• [THE PROBLEM] Make an exact copy of the entries below with the pictures removed.

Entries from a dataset
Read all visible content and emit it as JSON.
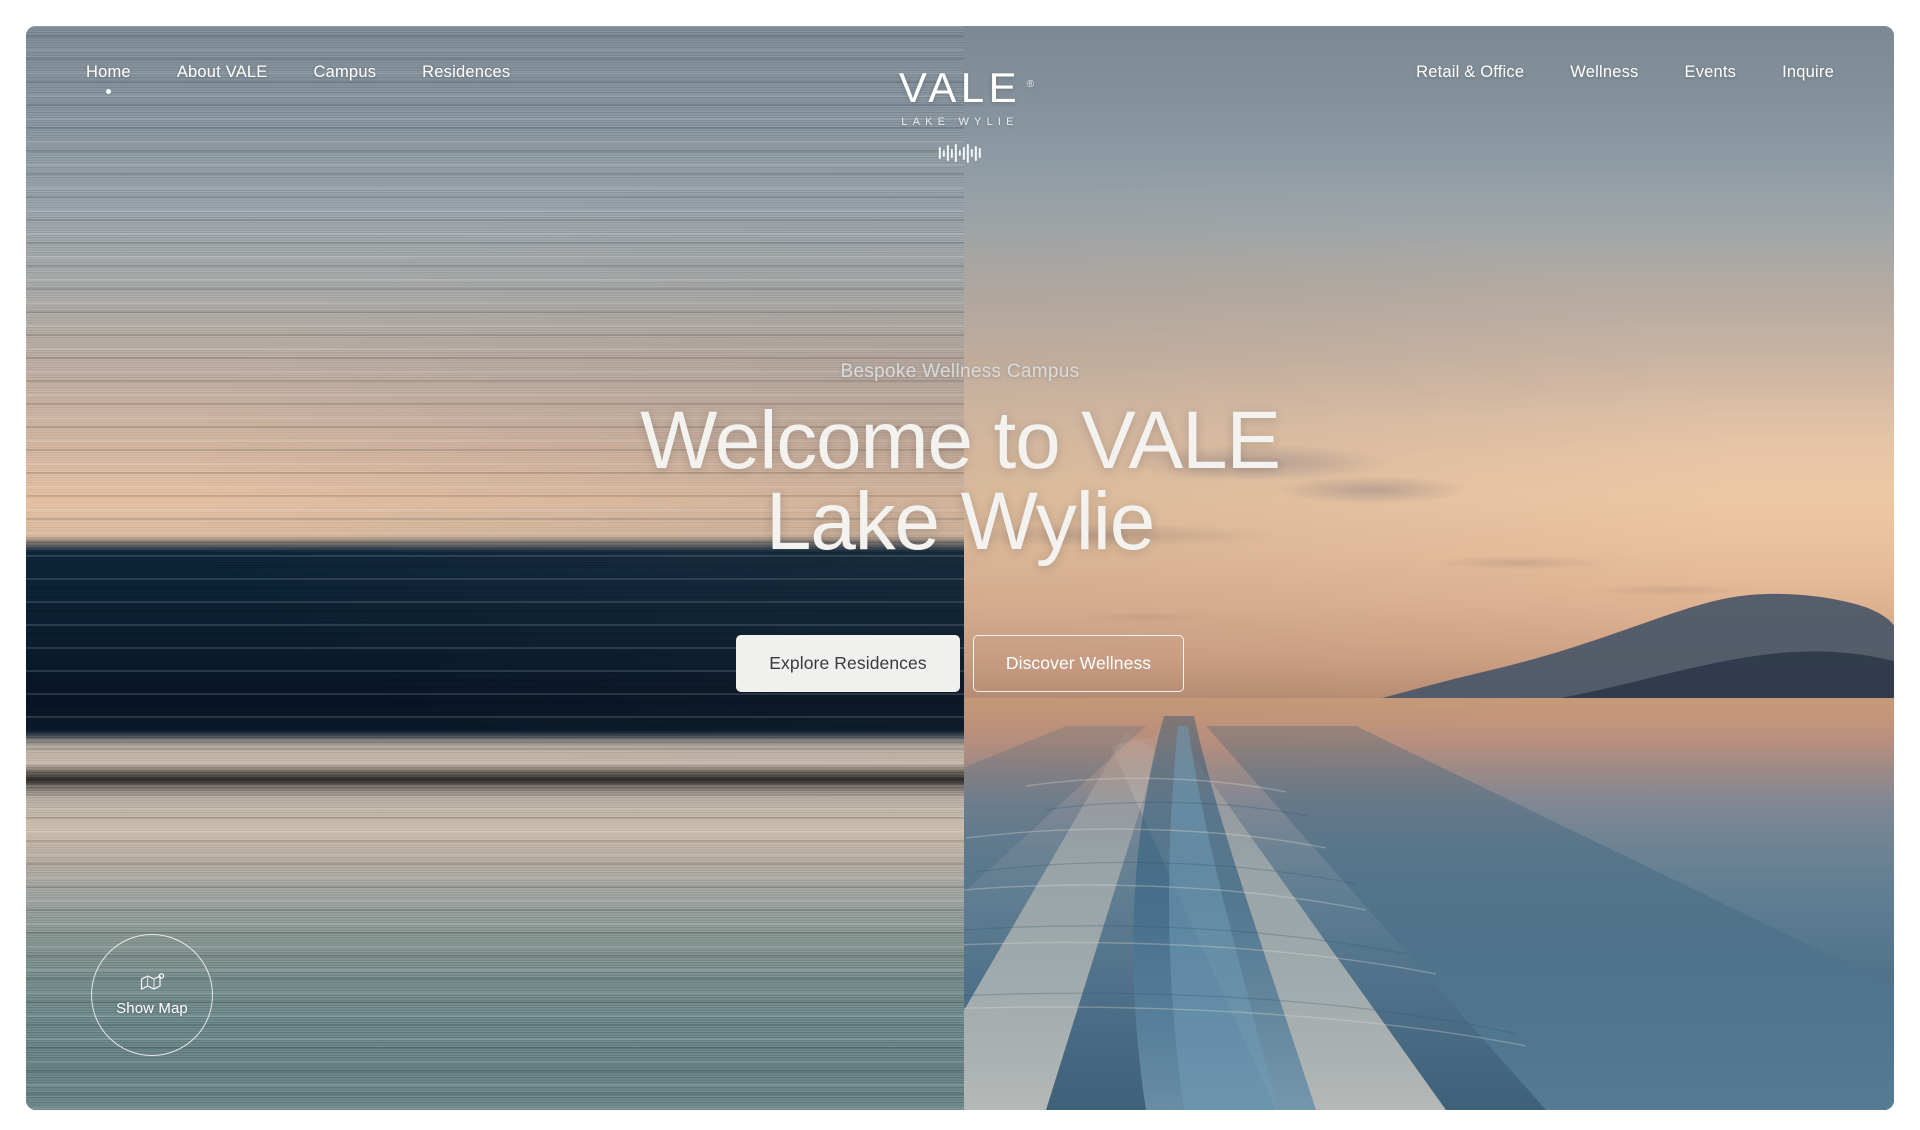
{
  "site": {
    "brand": "VALE",
    "brand_registered_mark": "®",
    "brand_subtitle": "LAKE WYLIE",
    "waveform_icon": "audio-waveform-icon"
  },
  "nav": {
    "left_items": [
      {
        "label": "Home",
        "active": true
      },
      {
        "label": "About VALE",
        "active": false
      },
      {
        "label": "Campus",
        "active": false
      },
      {
        "label": "Residences",
        "active": false
      }
    ],
    "right_items": [
      {
        "label": "Retail & Office"
      },
      {
        "label": "Wellness"
      },
      {
        "label": "Events"
      },
      {
        "label": "Inquire"
      }
    ]
  },
  "hero": {
    "eyebrow": "Bespoke Wellness Campus",
    "headline_line1": "Welcome to VALE",
    "headline_line2": "Lake Wylie",
    "primary_cta": "Explore Residences",
    "secondary_cta": "Discover Wellness"
  },
  "map_button": {
    "label": "Show Map",
    "icon": "map-pin-icon"
  },
  "colors": {
    "page_background": "#ffffff",
    "primary_button_bg": "#f0f0ef",
    "primary_button_text": "#3a3a3a",
    "ghost_button_border": "#ffffff",
    "headline_text": "#f3f2ef",
    "eyebrow_text": "#d9dadb",
    "nav_text": "#ffffff",
    "sky_top": "#8b98a2",
    "sky_sunset": "#edc8a4",
    "water_deep": "#3f6079",
    "dark_band": "#0b2134"
  }
}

• [RESULT]
Read all visible content and emit it as JSON.
{
  "site": {
    "brand": "VALE",
    "brand_registered_mark": "®",
    "brand_subtitle": "LAKE WYLIE",
    "waveform_icon": "audio-waveform-icon"
  },
  "nav": {
    "left_items": [
      {
        "label": "Home",
        "active": true
      },
      {
        "label": "About VALE",
        "active": false
      },
      {
        "label": "Campus",
        "active": false
      },
      {
        "label": "Residences",
        "active": false
      }
    ],
    "right_items": [
      {
        "label": "Retail & Office"
      },
      {
        "label": "Wellness"
      },
      {
        "label": "Events"
      },
      {
        "label": "Inquire"
      }
    ]
  },
  "hero": {
    "eyebrow": "Bespoke Wellness Campus",
    "headline_line1": "Welcome to VALE",
    "headline_line2": "Lake Wylie",
    "primary_cta": "Explore Residences",
    "secondary_cta": "Discover Wellness"
  },
  "map_button": {
    "label": "Show Map",
    "icon": "map-pin-icon"
  },
  "colors": {
    "page_background": "#ffffff",
    "primary_button_bg": "#f0f0ef",
    "primary_button_text": "#3a3a3a",
    "ghost_button_border": "#ffffff",
    "headline_text": "#f3f2ef",
    "eyebrow_text": "#d9dadb",
    "nav_text": "#ffffff",
    "sky_top": "#8b98a2",
    "sky_sunset": "#edc8a4",
    "water_deep": "#3f6079",
    "dark_band": "#0b2134"
  }
}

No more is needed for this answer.